*Task prompt*:
Write out the listing exactly as it is given.

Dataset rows
------------------------------------

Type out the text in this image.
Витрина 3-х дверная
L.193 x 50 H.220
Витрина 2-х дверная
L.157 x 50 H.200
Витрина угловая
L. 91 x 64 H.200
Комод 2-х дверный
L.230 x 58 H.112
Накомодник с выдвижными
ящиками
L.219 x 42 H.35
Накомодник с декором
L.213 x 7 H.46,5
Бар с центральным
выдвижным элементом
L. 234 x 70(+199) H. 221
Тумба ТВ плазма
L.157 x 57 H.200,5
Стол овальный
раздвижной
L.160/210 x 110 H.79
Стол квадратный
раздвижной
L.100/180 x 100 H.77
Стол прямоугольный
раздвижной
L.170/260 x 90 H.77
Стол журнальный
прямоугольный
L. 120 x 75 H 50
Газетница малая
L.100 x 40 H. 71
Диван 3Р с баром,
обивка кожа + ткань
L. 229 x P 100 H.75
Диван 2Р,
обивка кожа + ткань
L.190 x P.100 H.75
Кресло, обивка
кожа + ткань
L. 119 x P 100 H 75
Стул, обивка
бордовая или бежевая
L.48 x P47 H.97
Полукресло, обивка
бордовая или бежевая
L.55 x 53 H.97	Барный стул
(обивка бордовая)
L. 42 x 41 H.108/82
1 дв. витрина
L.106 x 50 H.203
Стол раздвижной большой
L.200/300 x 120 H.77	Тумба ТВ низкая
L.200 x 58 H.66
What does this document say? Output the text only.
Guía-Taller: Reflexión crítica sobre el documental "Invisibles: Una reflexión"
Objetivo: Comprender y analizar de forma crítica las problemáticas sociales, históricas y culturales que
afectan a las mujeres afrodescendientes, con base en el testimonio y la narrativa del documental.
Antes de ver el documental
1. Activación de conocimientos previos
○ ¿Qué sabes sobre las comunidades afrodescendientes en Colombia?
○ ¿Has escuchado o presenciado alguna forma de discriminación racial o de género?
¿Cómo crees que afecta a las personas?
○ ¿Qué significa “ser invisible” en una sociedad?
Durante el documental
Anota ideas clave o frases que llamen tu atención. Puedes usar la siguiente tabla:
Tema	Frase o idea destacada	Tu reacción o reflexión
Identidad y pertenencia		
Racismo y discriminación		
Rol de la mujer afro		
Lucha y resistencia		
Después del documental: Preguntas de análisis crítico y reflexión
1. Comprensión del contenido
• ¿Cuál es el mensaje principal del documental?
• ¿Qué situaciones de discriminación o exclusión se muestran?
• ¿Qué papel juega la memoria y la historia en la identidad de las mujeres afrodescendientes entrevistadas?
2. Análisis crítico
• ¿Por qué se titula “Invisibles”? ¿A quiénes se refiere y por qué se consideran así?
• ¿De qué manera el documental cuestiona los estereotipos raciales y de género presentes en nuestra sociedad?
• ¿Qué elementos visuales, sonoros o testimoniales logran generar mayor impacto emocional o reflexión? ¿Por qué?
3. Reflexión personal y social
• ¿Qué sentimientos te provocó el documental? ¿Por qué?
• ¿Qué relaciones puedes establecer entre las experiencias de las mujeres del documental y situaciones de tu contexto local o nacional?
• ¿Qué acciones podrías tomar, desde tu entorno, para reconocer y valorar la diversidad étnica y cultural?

------------------------------------

*Written solution*:
Type out the text in this image.
Витрина 3-х дверная
L.193 x 50 H.220
Витрина 2-х дверная
L.157 x 50 H.200
Витрина угловая
L. 91 x 64 H.200
Комод 2-х дверный
L.230 x 58 H.112
Накомодник с выдвижными
ящиками
L.219 x 42 H.35
Накомодник с декором
L.213 x 7 H.46,5
Бар с центральным
выдвижным элементом
L. 234 x 70(+199) H. 221
Тумба ТВ плазма
L.157 x 57 H.200,5
Стол овальный
раздвижной
L.160/210 x 110 H.79
Стол квадратный
раздвижной
L.100/180 x 100 H.77
Стол прямоугольный
раздвижной
L.170/260 x 90 H.77
Стол журнальный
прямоугольный
L. 120 x 75 H 50
Газетница малая
L.100 x 40 H. 71
Диван 3Р с баром,
обивка кожа + ткань
L. 229 x P 100 H.75
Диван 2Р,
обивка кожа + ткань
L.190 x P.100 H.75
Кресло, обивка
кожа + ткань
L. 119 x P 100 H 75
Стул, обивка
бордовая или бежевая
L.48 x P47 H.97
Полукресло, обивка
бордовая или бежевая
L.55 x 53 H.97	Барный стул
(обивка бордовая)
L. 42 x 41 H.108/82
1 дв. витрина
L.106 x 50 H.203
Стол раздвижной большой
L.200/300 x 120 H.77	Тумба ТВ низкая
L.200 x 58 H.66
What does this document say? Output the text only.
Guía-Taller: Reflexión crítica sobre el documental "Invisibles: Una reflexión"
Objetivo: Comprender y analizar de forma crítica las problemáticas sociales, históricas y culturales que
afectan a las mujeres afrodescendientes, con base en el testimonio y la narrativa del documental.
Antes de ver el documental
1. Activación de conocimientos previos
○ ¿Qué sabes sobre las comunidades afrodescendientes en Colombia?
○ ¿Has escuchado o presenciado alguna forma de discriminación racial o de género?
¿Cómo crees que afecta a las personas?
○ ¿Qué significa “ser invisible” en una sociedad?
Durante el documental
Anota ideas clave o frases que llamen tu atención. Puedes usar la siguiente tabla:
Tema	Frase o idea destacada	Tu reacción o reflexión
Identidad y pertenencia		
Racismo y discriminación		
Rol de la mujer afro		
Lucha y resistencia		
Después del documental: Preguntas de análisis crítico y reflexión
1. Comprensión del contenido
• ¿Cuál es el mensaje principal del documental?
• ¿Qué situaciones de discriminación o exclusión se muestran?
• ¿Qué papel juega la memoria y la historia en la identidad de las mujeres afrodescendientes entrevistadas?
2. Análisis crítico
• ¿Por qué se titula “Invisibles”? ¿A quiénes se refiere y por qué se consideran así?
• ¿De qué manera el documental cuestiona los estereotipos raciales y de género presentes en nuestra sociedad?
• ¿Qué elementos visuales, sonoros o testimoniales logran generar mayor impacto emocional o reflexión? ¿Por qué?
3. Reflexión personal y social
• ¿Qué sentimientos te provocó el documental? ¿Por qué?
• ¿Qué relaciones puedes establecer entre las experiencias de las mujeres del documental y situaciones de tu contexto local o nacional?
• ¿Qué acciones podrías tomar, desde tu entorno, para reconocer y valorar la diversidad étnica y cultural?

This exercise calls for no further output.